→ Stored dataset items:
┌────────
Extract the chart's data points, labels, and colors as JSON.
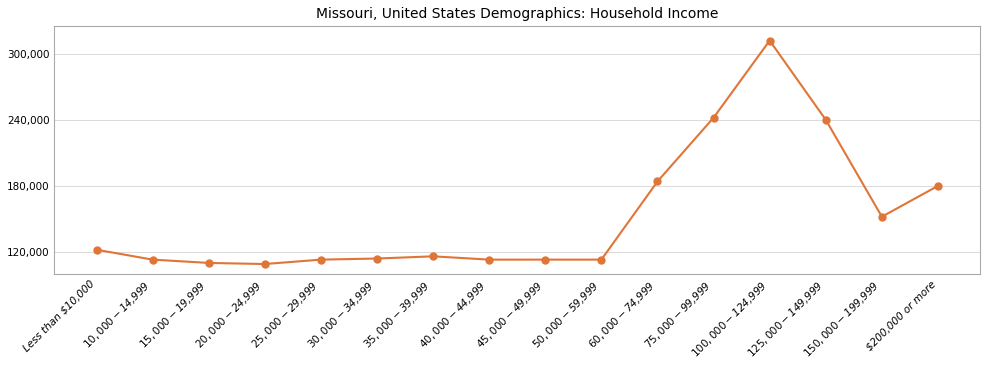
{
  "title": "Missouri, United States Demographics: Household Income",
  "categories": [
    "Less than $10,000",
    "$10,000 - $14,999",
    "$15,000 - $19,999",
    "$20,000 - $24,999",
    "$25,000 - $29,999",
    "$30,000 - $34,999",
    "$35,000 - $39,999",
    "$40,000 - $44,999",
    "$45,000 - $49,999",
    "$50,000 - $59,999",
    "$60,000 - $74,999",
    "$75,000 - $99,999",
    "$100,000 - $124,999",
    "$125,000 - $149,999",
    "$150,000 - $199,999",
    "$200,000 or more"
  ],
  "values": [
    122000,
    113000,
    110000,
    109000,
    113000,
    114000,
    116000,
    113000,
    113000,
    113000,
    184000,
    242000,
    312000,
    240000,
    152000,
    180000
  ],
  "line_color": "#E07538",
  "marker_color": "#E07538",
  "background_color": "#ffffff",
  "yticks": [
    120000,
    180000,
    240000,
    300000
  ],
  "title_fontsize": 10,
  "tick_fontsize": 7.5
}
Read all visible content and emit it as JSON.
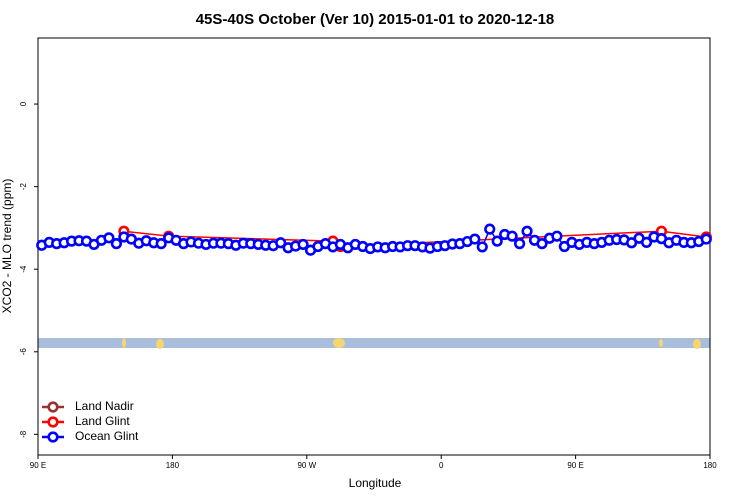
{
  "chart_data": {
    "type": "line",
    "title": "45S-40S October (Ver 10)   2015-01-01 to 2020-12-18",
    "x_label": "Longitude",
    "y_label": "XCO2 - MLO trend (ppm)",
    "xlim": [
      90,
      540
    ],
    "ylim": [
      -8.5,
      1.6
    ],
    "xticks": [
      {
        "value": 90,
        "label": "90 E"
      },
      180,
      {
        "value": 270,
        "label": "90 W"
      },
      {
        "value": 360,
        "label": "0"
      },
      {
        "value": 450,
        "label": "90 E"
      },
      {
        "value": 540,
        "label": "180"
      }
    ],
    "yticks": [
      0,
      -2,
      -4,
      -6,
      -8
    ],
    "legend": "bottom-left",
    "series": [
      {
        "name": "Land Nadir",
        "color": "#993333",
        "x": [],
        "values": []
      },
      {
        "name": "Land Glint",
        "color": "#ff0000",
        "x": [
          147.5,
          177.5,
          287.5,
          292.5,
          507.5,
          537.5
        ],
        "values": [
          -3.08,
          -3.2,
          -3.32,
          -3.45,
          -3.08,
          -3.22
        ]
      },
      {
        "name": "Ocean Glint",
        "color": "#0000ff",
        "x": [
          92.5,
          97.5,
          102.5,
          107.5,
          112.5,
          117.5,
          122.5,
          127.5,
          132.5,
          137.5,
          142.5,
          147.5,
          152.5,
          157.5,
          162.5,
          167.5,
          172.5,
          177.5,
          182.5,
          187.5,
          192.5,
          197.5,
          202.5,
          207.5,
          212.5,
          217.5,
          222.5,
          227.5,
          232.5,
          237.5,
          242.5,
          247.5,
          252.5,
          257.5,
          262.5,
          267.5,
          272.5,
          277.5,
          282.5,
          287.5,
          292.5,
          297.5,
          302.5,
          307.5,
          312.5,
          317.5,
          322.5,
          327.5,
          332.5,
          337.5,
          342.5,
          347.5,
          352.5,
          357.5,
          362.5,
          367.5,
          372.5,
          377.5,
          382.5,
          387.5,
          392.5,
          397.5,
          402.5,
          407.5,
          412.5,
          417.5,
          422.5,
          427.5,
          432.5,
          437.5,
          442.5,
          447.5,
          452.5,
          457.5,
          462.5,
          467.5,
          472.5,
          477.5,
          482.5,
          487.5,
          492.5,
          497.5,
          502.5,
          507.5,
          512.5,
          517.5,
          522.5,
          527.5,
          532.5,
          537.5
        ],
        "values": [
          -3.42,
          -3.35,
          -3.38,
          -3.36,
          -3.32,
          -3.31,
          -3.32,
          -3.4,
          -3.3,
          -3.24,
          -3.38,
          -3.22,
          -3.27,
          -3.37,
          -3.31,
          -3.36,
          -3.38,
          -3.24,
          -3.3,
          -3.38,
          -3.34,
          -3.37,
          -3.4,
          -3.37,
          -3.37,
          -3.38,
          -3.42,
          -3.37,
          -3.38,
          -3.4,
          -3.42,
          -3.43,
          -3.36,
          -3.48,
          -3.44,
          -3.4,
          -3.54,
          -3.45,
          -3.38,
          -3.46,
          -3.4,
          -3.48,
          -3.4,
          -3.45,
          -3.5,
          -3.46,
          -3.48,
          -3.45,
          -3.46,
          -3.43,
          -3.43,
          -3.46,
          -3.49,
          -3.45,
          -3.43,
          -3.39,
          -3.38,
          -3.33,
          -3.27,
          -3.46,
          -3.03,
          -3.32,
          -3.16,
          -3.2,
          -3.38,
          -3.08,
          -3.3,
          -3.38,
          -3.25,
          -3.2,
          -3.45,
          -3.35,
          -3.4,
          -3.35,
          -3.38,
          -3.35,
          -3.3,
          -3.28,
          -3.29,
          -3.36,
          -3.25,
          -3.35,
          -3.22,
          -3.26,
          -3.36,
          -3.3,
          -3.35,
          -3.36,
          -3.33,
          -3.27
        ]
      }
    ]
  }
}
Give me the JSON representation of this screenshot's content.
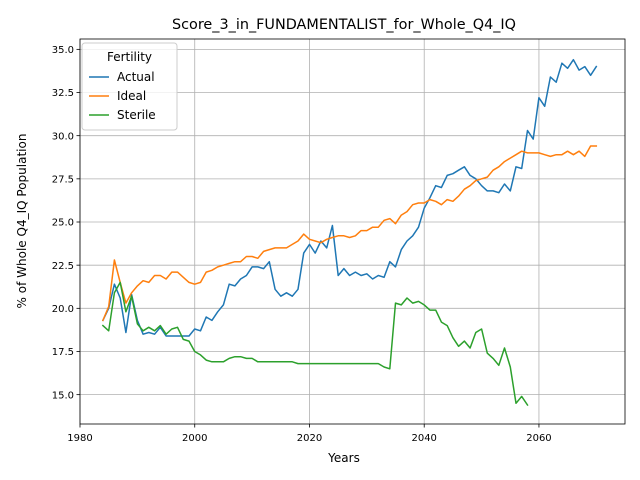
{
  "chart_data": {
    "type": "line",
    "title": "Score_3_in_FUNDAMENTALIST_for_Whole_Q4_IQ",
    "xlabel": "Years",
    "ylabel": "% of Whole Q4_IQ Population",
    "xlim": [
      1980,
      2075
    ],
    "ylim": [
      13.3,
      35.6
    ],
    "xticks": [
      1980,
      2000,
      2020,
      2040,
      2060
    ],
    "yticks": [
      15.0,
      17.5,
      20.0,
      22.5,
      25.0,
      27.5,
      30.0,
      32.5,
      35.0
    ],
    "xtick_labels": [
      "1980",
      "2000",
      "2020",
      "2040",
      "2060"
    ],
    "ytick_labels": [
      "15.0",
      "17.5",
      "20.0",
      "22.5",
      "25.0",
      "27.5",
      "30.0",
      "32.5",
      "35.0"
    ],
    "grid": true,
    "legend": {
      "title": "Fertility",
      "placement": "top-left"
    },
    "series": [
      {
        "name": "Actual",
        "color": "#1f77b4",
        "x": [
          1984,
          1985,
          1986,
          1987,
          1988,
          1989,
          1990,
          1991,
          1992,
          1993,
          1994,
          1995,
          1996,
          1997,
          1998,
          1999,
          2000,
          2001,
          2002,
          2003,
          2004,
          2005,
          2006,
          2007,
          2008,
          2009,
          2010,
          2011,
          2012,
          2013,
          2014,
          2015,
          2016,
          2017,
          2018,
          2019,
          2020,
          2021,
          2022,
          2023,
          2024,
          2025,
          2026,
          2027,
          2028,
          2029,
          2030,
          2031,
          2032,
          2033,
          2034,
          2035,
          2036,
          2037,
          2038,
          2039,
          2040,
          2041,
          2042,
          2043,
          2044,
          2045,
          2046,
          2047,
          2048,
          2049,
          2050,
          2051,
          2052,
          2053,
          2054,
          2055,
          2056,
          2057,
          2058,
          2059,
          2060,
          2061,
          2062,
          2063,
          2064,
          2065,
          2066,
          2067,
          2068,
          2069,
          2070
        ],
        "values": [
          19.3,
          20.0,
          21.4,
          20.6,
          18.6,
          20.8,
          19.3,
          18.5,
          18.6,
          18.5,
          18.9,
          18.4,
          18.4,
          18.4,
          18.4,
          18.4,
          18.8,
          18.7,
          19.5,
          19.3,
          19.8,
          20.2,
          21.4,
          21.3,
          21.7,
          21.9,
          22.4,
          22.4,
          22.3,
          22.7,
          21.1,
          20.7,
          20.9,
          20.7,
          21.1,
          23.2,
          23.7,
          23.2,
          23.9,
          23.5,
          24.8,
          21.9,
          22.3,
          21.9,
          22.1,
          21.9,
          22.0,
          21.7,
          21.9,
          21.8,
          22.7,
          22.4,
          23.4,
          23.9,
          24.2,
          24.7,
          25.8,
          26.4,
          27.1,
          27.0,
          27.7,
          27.8,
          28.0,
          28.2,
          27.7,
          27.5,
          27.1,
          26.8,
          26.8,
          26.7,
          27.2,
          26.8,
          28.2,
          28.1,
          30.3,
          29.8,
          32.2,
          31.7,
          33.4,
          33.1,
          34.2,
          33.9,
          34.4,
          33.8,
          34.0,
          33.5,
          34.0
        ]
      },
      {
        "name": "Ideal",
        "color": "#ff7f0e",
        "x": [
          1984,
          1985,
          1986,
          1987,
          1988,
          1989,
          1990,
          1991,
          1992,
          1993,
          1994,
          1995,
          1996,
          1997,
          1998,
          1999,
          2000,
          2001,
          2002,
          2003,
          2004,
          2005,
          2006,
          2007,
          2008,
          2009,
          2010,
          2011,
          2012,
          2013,
          2014,
          2015,
          2016,
          2017,
          2018,
          2019,
          2020,
          2021,
          2022,
          2023,
          2024,
          2025,
          2026,
          2027,
          2028,
          2029,
          2030,
          2031,
          2032,
          2033,
          2034,
          2035,
          2036,
          2037,
          2038,
          2039,
          2040,
          2041,
          2042,
          2043,
          2044,
          2045,
          2046,
          2047,
          2048,
          2049,
          2050,
          2051,
          2052,
          2053,
          2054,
          2055,
          2056,
          2057,
          2058,
          2059,
          2060,
          2061,
          2062,
          2063,
          2064,
          2065,
          2066,
          2067,
          2068,
          2069,
          2070
        ],
        "values": [
          19.3,
          20.1,
          22.8,
          21.5,
          20.3,
          20.9,
          21.3,
          21.6,
          21.5,
          21.9,
          21.9,
          21.7,
          22.1,
          22.1,
          21.8,
          21.5,
          21.4,
          21.5,
          22.1,
          22.2,
          22.4,
          22.5,
          22.6,
          22.7,
          22.7,
          23.0,
          23.0,
          22.9,
          23.3,
          23.4,
          23.5,
          23.5,
          23.5,
          23.7,
          23.9,
          24.3,
          24.0,
          23.9,
          23.8,
          24.0,
          24.1,
          24.2,
          24.2,
          24.1,
          24.2,
          24.5,
          24.5,
          24.7,
          24.7,
          25.1,
          25.2,
          24.9,
          25.4,
          25.6,
          26.0,
          26.1,
          26.1,
          26.3,
          26.2,
          26.0,
          26.3,
          26.2,
          26.5,
          26.9,
          27.1,
          27.4,
          27.5,
          27.6,
          28.0,
          28.2,
          28.5,
          28.7,
          28.9,
          29.1,
          29.0,
          29.0,
          29.0,
          28.9,
          28.8,
          28.9,
          28.9,
          29.1,
          28.9,
          29.1,
          28.8,
          29.4,
          29.4
        ]
      },
      {
        "name": "Sterile",
        "color": "#2ca02c",
        "x": [
          1984,
          1985,
          1986,
          1987,
          1988,
          1989,
          1990,
          1991,
          1992,
          1993,
          1994,
          1995,
          1996,
          1997,
          1998,
          1999,
          2000,
          2001,
          2002,
          2003,
          2004,
          2005,
          2006,
          2007,
          2008,
          2009,
          2010,
          2011,
          2012,
          2013,
          2014,
          2015,
          2016,
          2017,
          2018,
          2019,
          2020,
          2021,
          2022,
          2023,
          2024,
          2025,
          2026,
          2027,
          2028,
          2029,
          2030,
          2031,
          2032,
          2033,
          2034,
          2035,
          2036,
          2037,
          2038,
          2039,
          2040,
          2041,
          2042,
          2043,
          2044,
          2045,
          2046,
          2047,
          2048,
          2049,
          2050,
          2051,
          2052,
          2053,
          2054,
          2055,
          2056,
          2057,
          2058
        ],
        "values": [
          19.0,
          18.7,
          20.9,
          21.5,
          19.8,
          20.7,
          19.1,
          18.7,
          18.9,
          18.7,
          19.0,
          18.5,
          18.8,
          18.9,
          18.2,
          18.1,
          17.5,
          17.3,
          17.0,
          16.9,
          16.9,
          16.9,
          17.1,
          17.2,
          17.2,
          17.1,
          17.1,
          16.9,
          16.9,
          16.9,
          16.9,
          16.9,
          16.9,
          16.9,
          16.8,
          16.8,
          16.8,
          16.8,
          16.8,
          16.8,
          16.8,
          16.8,
          16.8,
          16.8,
          16.8,
          16.8,
          16.8,
          16.8,
          16.8,
          16.6,
          16.5,
          20.3,
          20.2,
          20.6,
          20.3,
          20.4,
          20.2,
          19.9,
          19.9,
          19.2,
          19.0,
          18.3,
          17.8,
          18.1,
          17.7,
          18.6,
          18.8,
          17.4,
          17.1,
          16.7,
          17.7,
          16.6,
          14.5,
          14.9,
          14.4
        ]
      }
    ]
  }
}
└────────
→ Aim: Count every line in the data where the string "name" occurs. Give nothing except the number.

→ Written answer: 6